__Information shown__:
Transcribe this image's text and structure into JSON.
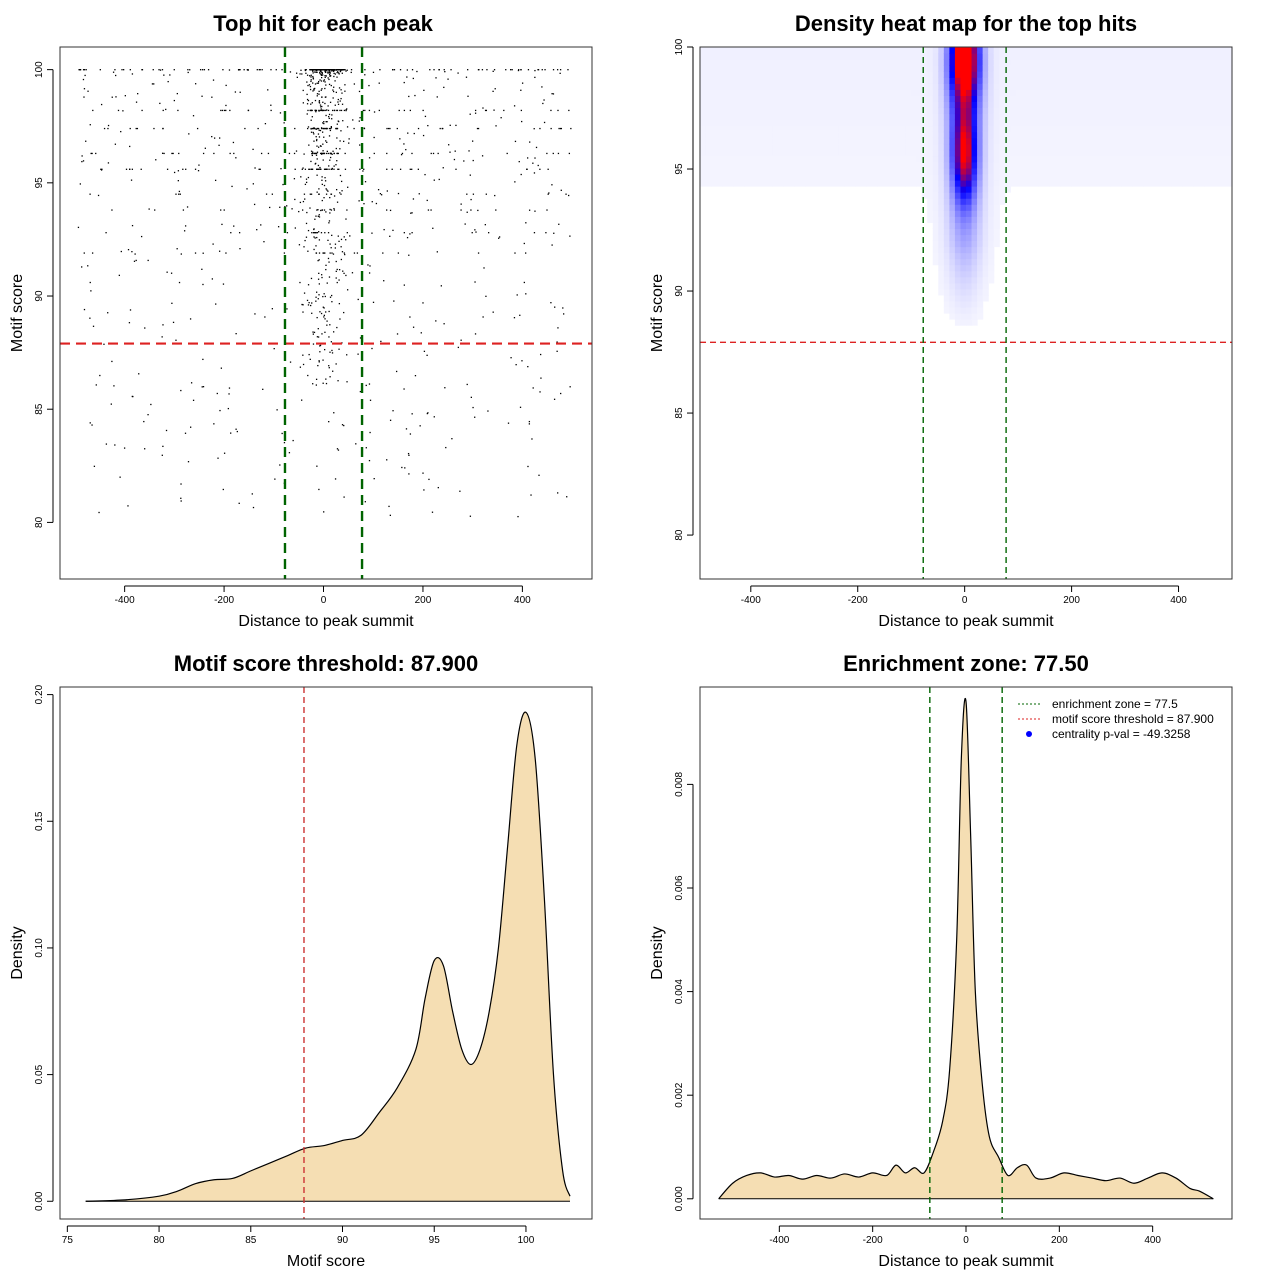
{
  "chart_data": [
    {
      "id": "scatter",
      "type": "scatter",
      "title": "Top hit for each peak",
      "xlabel": "Distance to peak summit",
      "ylabel": "Motif score",
      "xlim": [
        -530,
        540
      ],
      "ylim": [
        77.5,
        101
      ],
      "xticks": [
        -400,
        -200,
        0,
        200,
        400
      ],
      "yticks": [
        80,
        85,
        90,
        95,
        100
      ],
      "x_tick_labels": [
        "-400",
        "-200",
        "0",
        "200",
        "400"
      ],
      "y_tick_labels": [
        "80",
        "85",
        "90",
        "95",
        "100"
      ],
      "hline": {
        "y": 87.9,
        "color": "#dd2222"
      },
      "vlines": {
        "x": [
          -77.5,
          77.5
        ],
        "color": "#006400"
      },
      "point_color": "#000000",
      "score_rows": [
        100,
        98.2,
        97.4,
        96.3,
        95.6,
        94.5,
        93.8,
        92.8,
        91.9
      ],
      "x_range": [
        -495,
        500
      ]
    },
    {
      "id": "heatmap",
      "type": "heatmap",
      "title": "Density heat map for the top hits",
      "xlabel": "Distance to peak summit",
      "ylabel": "Motif score",
      "xlim": [
        -495,
        500
      ],
      "ylim": [
        78.2,
        100
      ],
      "xticks": [
        -400,
        -200,
        0,
        200,
        400
      ],
      "yticks": [
        80,
        85,
        90,
        95,
        100
      ],
      "x_tick_labels": [
        "-400",
        "-200",
        "0",
        "200",
        "400"
      ],
      "y_tick_labels": [
        "80",
        "85",
        "90",
        "95",
        "100"
      ],
      "hline": {
        "y": 87.9,
        "color": "#dd2222"
      },
      "vlines": {
        "x": [
          -77.5,
          77.5
        ],
        "color": "#006400"
      },
      "hotspots": [
        {
          "x": 0,
          "y": 99.5,
          "sx": 18,
          "sy": 1.2,
          "level": "high"
        },
        {
          "x": 0,
          "y": 95.7,
          "sx": 15,
          "sy": 1.3,
          "level": "mid"
        }
      ],
      "low_color": "#ffffff",
      "mid_color": "#0000ff",
      "high_color": "#ff0000"
    },
    {
      "id": "score-density",
      "type": "area",
      "title": "Motif score threshold: 87.900",
      "xlabel": "Motif score",
      "ylabel": "Density",
      "xlim": [
        74.6,
        103.6
      ],
      "ylim": [
        -0.007,
        0.203
      ],
      "xticks": [
        75,
        80,
        85,
        90,
        95,
        100
      ],
      "yticks": [
        0.0,
        0.05,
        0.1,
        0.15,
        0.2
      ],
      "x_tick_labels": [
        "75",
        "80",
        "85",
        "90",
        "95",
        "100"
      ],
      "y_tick_labels": [
        "0.00",
        "0.05",
        "0.10",
        "0.15",
        "0.20"
      ],
      "x": [
        76,
        78,
        80,
        81,
        82,
        83,
        84,
        85,
        86,
        87,
        88,
        89,
        90,
        91,
        92,
        93,
        94,
        94.5,
        95,
        95.5,
        96,
        96.5,
        97,
        97.5,
        98,
        98.5,
        99,
        99.5,
        100,
        100.5,
        101,
        101.5,
        102,
        102.4
      ],
      "y": [
        0.0,
        0.0005,
        0.002,
        0.004,
        0.007,
        0.0085,
        0.009,
        0.012,
        0.015,
        0.018,
        0.021,
        0.022,
        0.024,
        0.026,
        0.035,
        0.045,
        0.06,
        0.08,
        0.095,
        0.093,
        0.075,
        0.06,
        0.054,
        0.06,
        0.075,
        0.1,
        0.14,
        0.18,
        0.193,
        0.175,
        0.12,
        0.05,
        0.012,
        0.002
      ],
      "vline": {
        "x": 87.9,
        "color": "#cc3333"
      },
      "fill": "#f5deb3"
    },
    {
      "id": "distance-density",
      "type": "area",
      "title": "Enrichment zone: 77.50",
      "xlabel": "Distance to peak summit",
      "ylabel": "Density",
      "xlim": [
        -570,
        570
      ],
      "ylim": [
        -0.00039,
        0.00988
      ],
      "xticks": [
        -400,
        -200,
        0,
        200,
        400
      ],
      "yticks": [
        0.0,
        0.002,
        0.004,
        0.006,
        0.008
      ],
      "x_tick_labels": [
        "-400",
        "-200",
        "0",
        "200",
        "400"
      ],
      "y_tick_labels": [
        "0.000",
        "0.002",
        "0.004",
        "0.006",
        "0.008"
      ],
      "x": [
        -530,
        -500,
        -470,
        -440,
        -410,
        -380,
        -350,
        -320,
        -290,
        -260,
        -230,
        -200,
        -170,
        -150,
        -130,
        -110,
        -90,
        -70,
        -50,
        -35,
        -20,
        -10,
        0,
        10,
        20,
        35,
        50,
        70,
        90,
        110,
        130,
        150,
        180,
        210,
        240,
        270,
        300,
        330,
        360,
        390,
        420,
        450,
        480,
        500,
        530
      ],
      "y": [
        0.0,
        0.0003,
        0.00045,
        0.0005,
        0.00042,
        0.00045,
        0.00038,
        0.00045,
        0.0004,
        0.00048,
        0.00042,
        0.0005,
        0.00045,
        0.00065,
        0.0005,
        0.0006,
        0.0005,
        0.0009,
        0.0015,
        0.0025,
        0.005,
        0.0085,
        0.0096,
        0.007,
        0.004,
        0.0022,
        0.0012,
        0.0008,
        0.00045,
        0.0006,
        0.00065,
        0.0004,
        0.0004,
        0.0005,
        0.00045,
        0.0004,
        0.00035,
        0.0004,
        0.0003,
        0.0004,
        0.0005,
        0.0004,
        0.0002,
        0.00015,
        0.0
      ],
      "vlines": {
        "x": [
          -77.5,
          77.5
        ],
        "color": "#006400"
      },
      "fill": "#f5deb3",
      "legend": [
        {
          "label": "enrichment zone = 77.5",
          "color": "#006400",
          "style": "dotted-line"
        },
        {
          "label": "motif score threshold = 87.900",
          "color": "#dd2222",
          "style": "dotted-line"
        },
        {
          "label": "centrality p-val = -49.3258",
          "color": "#0000ff",
          "style": "dot"
        }
      ]
    }
  ]
}
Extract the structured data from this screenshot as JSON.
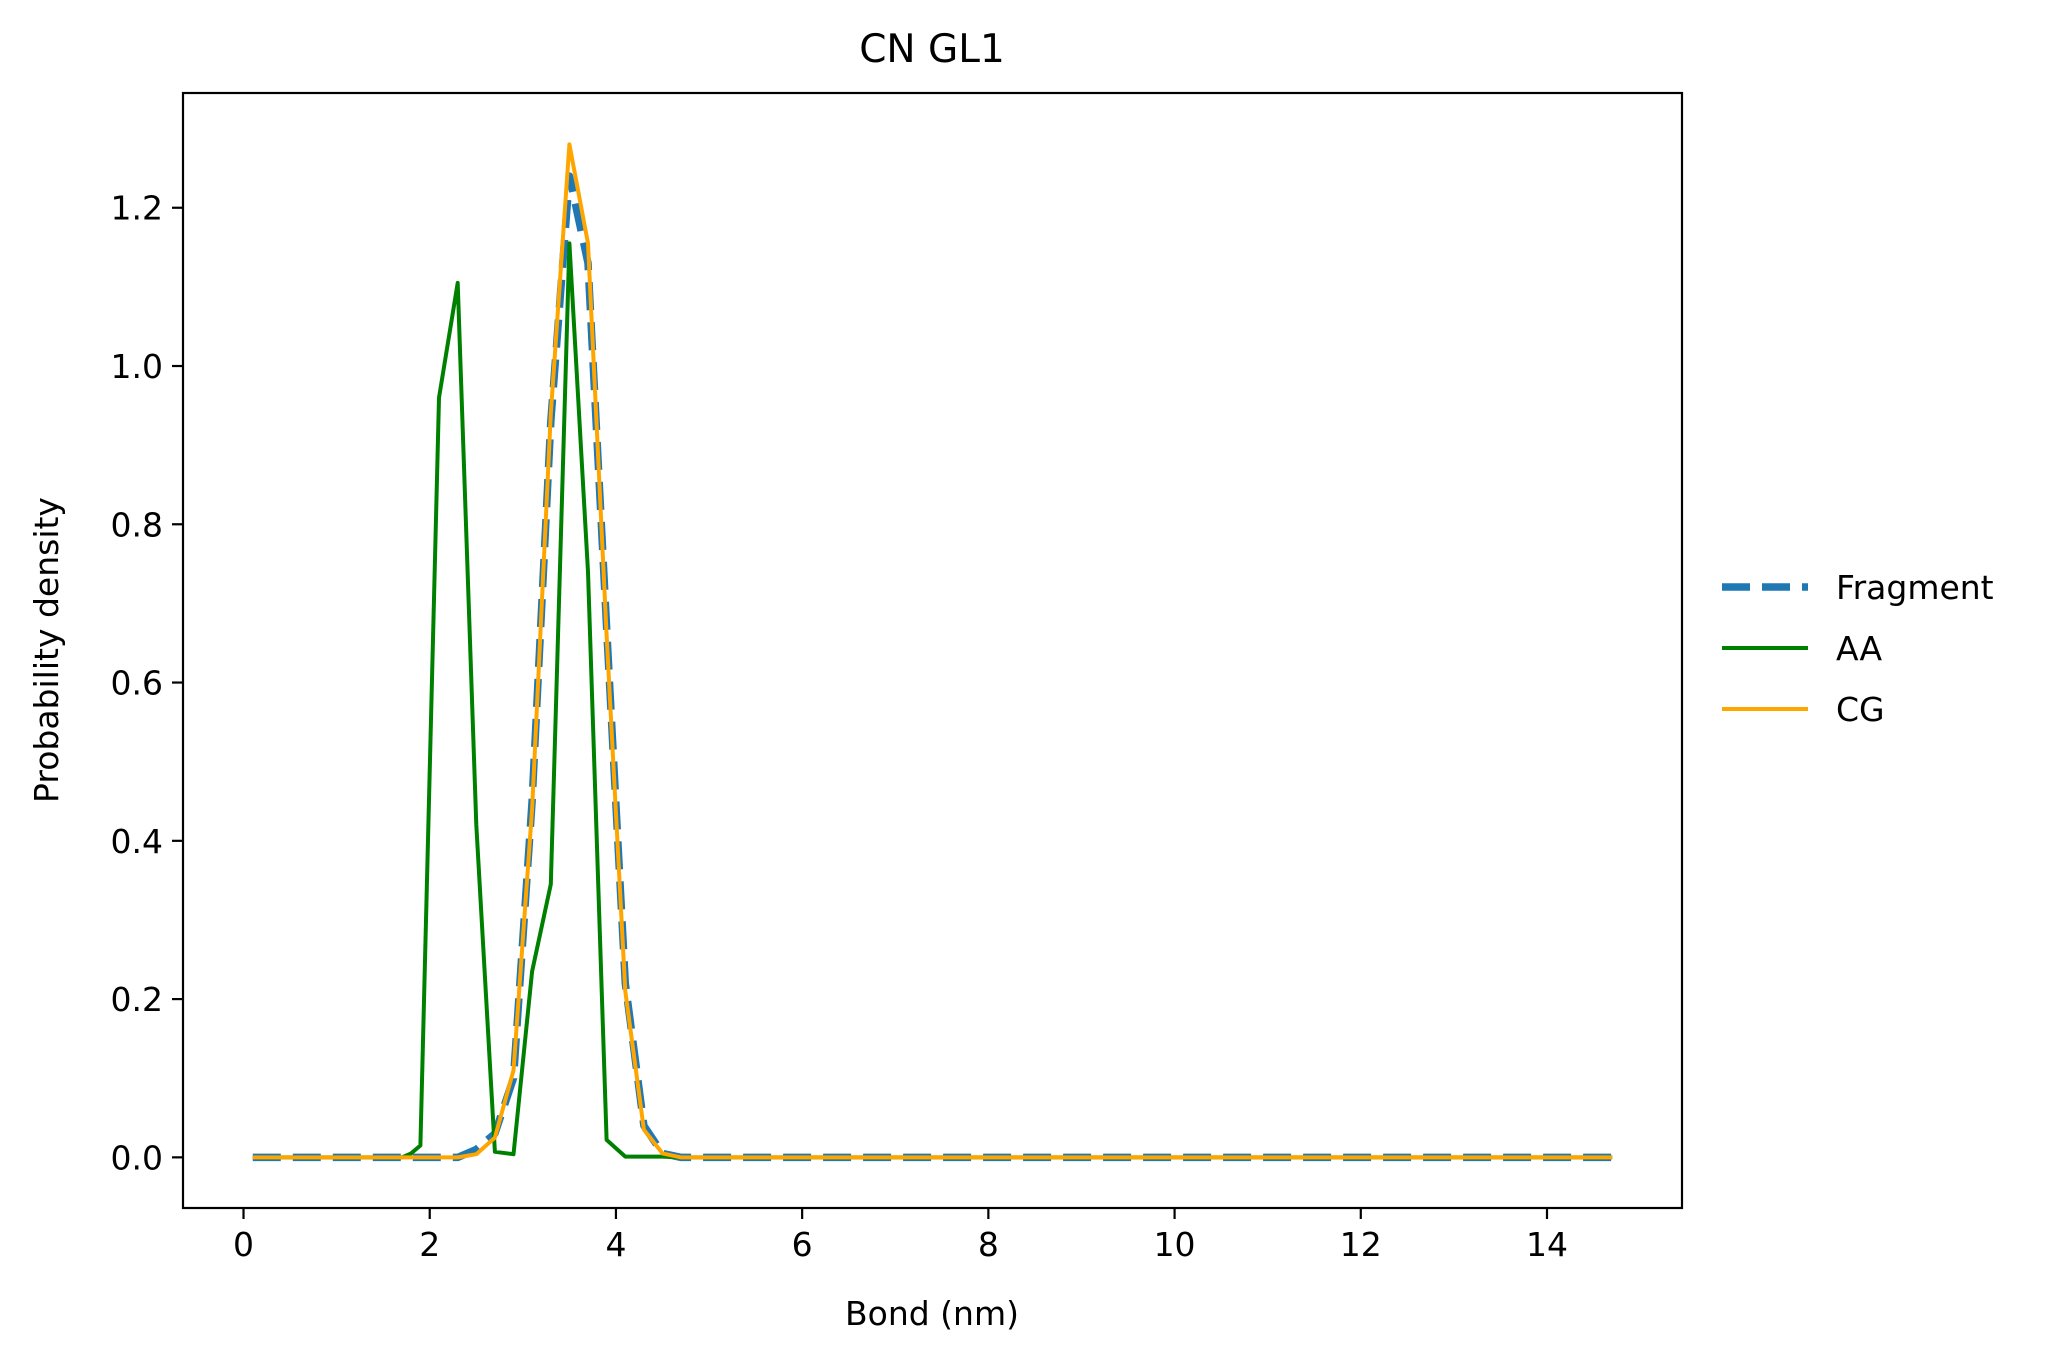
{
  "chart_data": {
    "type": "line",
    "title": "CN GL1",
    "xlabel": "Bond (nm)",
    "ylabel": "Probability density",
    "xlim": [
      -0.65,
      15.45
    ],
    "ylim": [
      -0.064,
      1.345
    ],
    "xticks": [
      0,
      2,
      4,
      6,
      8,
      10,
      12,
      14
    ],
    "xtick_labels": [
      "0",
      "2",
      "4",
      "6",
      "8",
      "10",
      "12",
      "14"
    ],
    "yticks": [
      0.0,
      0.2,
      0.4,
      0.6,
      0.8,
      1.0,
      1.2
    ],
    "ytick_labels": [
      "0.0",
      "0.2",
      "0.4",
      "0.6",
      "0.8",
      "1.0",
      "1.2"
    ],
    "grid": false,
    "legend_position": "outside-right",
    "series": [
      {
        "name": "Fragment",
        "color": "#1f77b4",
        "style": "dashed",
        "x": [
          0.1,
          0.3,
          0.5,
          0.7,
          0.9,
          1.1,
          1.3,
          1.5,
          1.7,
          1.9,
          2.1,
          2.3,
          2.5,
          2.7,
          2.9,
          3.1,
          3.3,
          3.5,
          3.7,
          3.9,
          4.1,
          4.3,
          4.5,
          4.7,
          4.9,
          5.5,
          6.5,
          7.5,
          8.5,
          9.5,
          10.5,
          11.5,
          12.5,
          13.5,
          14.7
        ],
        "y": [
          0,
          0,
          0,
          0,
          0,
          0,
          0,
          0,
          0,
          0,
          0,
          0,
          0.01,
          0.03,
          0.1,
          0.45,
          0.93,
          1.24,
          1.13,
          0.67,
          0.22,
          0.04,
          0.005,
          0,
          0,
          0,
          0,
          0,
          0,
          0,
          0,
          0,
          0,
          0,
          0
        ]
      },
      {
        "name": "AA",
        "color": "#008000",
        "style": "solid",
        "x": [
          0.1,
          0.3,
          0.5,
          0.7,
          0.9,
          1.1,
          1.3,
          1.5,
          1.7,
          1.8,
          1.9,
          2.1,
          2.3,
          2.5,
          2.7,
          2.9,
          3.1,
          3.3,
          3.5,
          3.7,
          3.9,
          4.1,
          4.3,
          4.5,
          4.7,
          5.5,
          6.5,
          7.5,
          8.5,
          9.5,
          10.5,
          11.5,
          12.5,
          13.5,
          14.7
        ],
        "y": [
          0,
          0,
          0,
          0,
          0,
          0,
          0,
          0,
          0,
          0.005,
          0.015,
          0.96,
          1.105,
          0.42,
          0.007,
          0.004,
          0.235,
          0.345,
          1.155,
          0.74,
          0.022,
          0.001,
          0.001,
          0.001,
          0,
          0,
          0,
          0,
          0,
          0,
          0,
          0,
          0,
          0,
          0
        ]
      },
      {
        "name": "CG",
        "color": "#ffa500",
        "style": "solid",
        "x": [
          0.1,
          0.3,
          0.5,
          0.7,
          0.9,
          1.1,
          1.3,
          1.5,
          1.7,
          1.9,
          2.1,
          2.3,
          2.5,
          2.7,
          2.9,
          3.1,
          3.3,
          3.5,
          3.7,
          3.9,
          4.1,
          4.3,
          4.5,
          4.7,
          4.9,
          5.5,
          6.5,
          7.5,
          8.5,
          9.5,
          10.5,
          11.5,
          12.5,
          13.5,
          14.7
        ],
        "y": [
          0,
          0,
          0,
          0,
          0,
          0,
          0,
          0,
          0,
          0,
          0,
          0,
          0.004,
          0.025,
          0.11,
          0.44,
          0.94,
          1.28,
          1.155,
          0.66,
          0.21,
          0.035,
          0.005,
          0,
          0,
          0,
          0,
          0,
          0,
          0,
          0,
          0,
          0,
          0,
          0
        ]
      }
    ]
  }
}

__Given request__:
Select the lines in this material that hold the word "title", leaving none out.

__Solution for this exercise__:
      "title": "Top hit for each peak",
      "title": "Density heat map for the top hits",
      "title": "Motif score threshold: 87.900",
      "title": "Enrichment zone: 77.50",
    "title": "CN GL1",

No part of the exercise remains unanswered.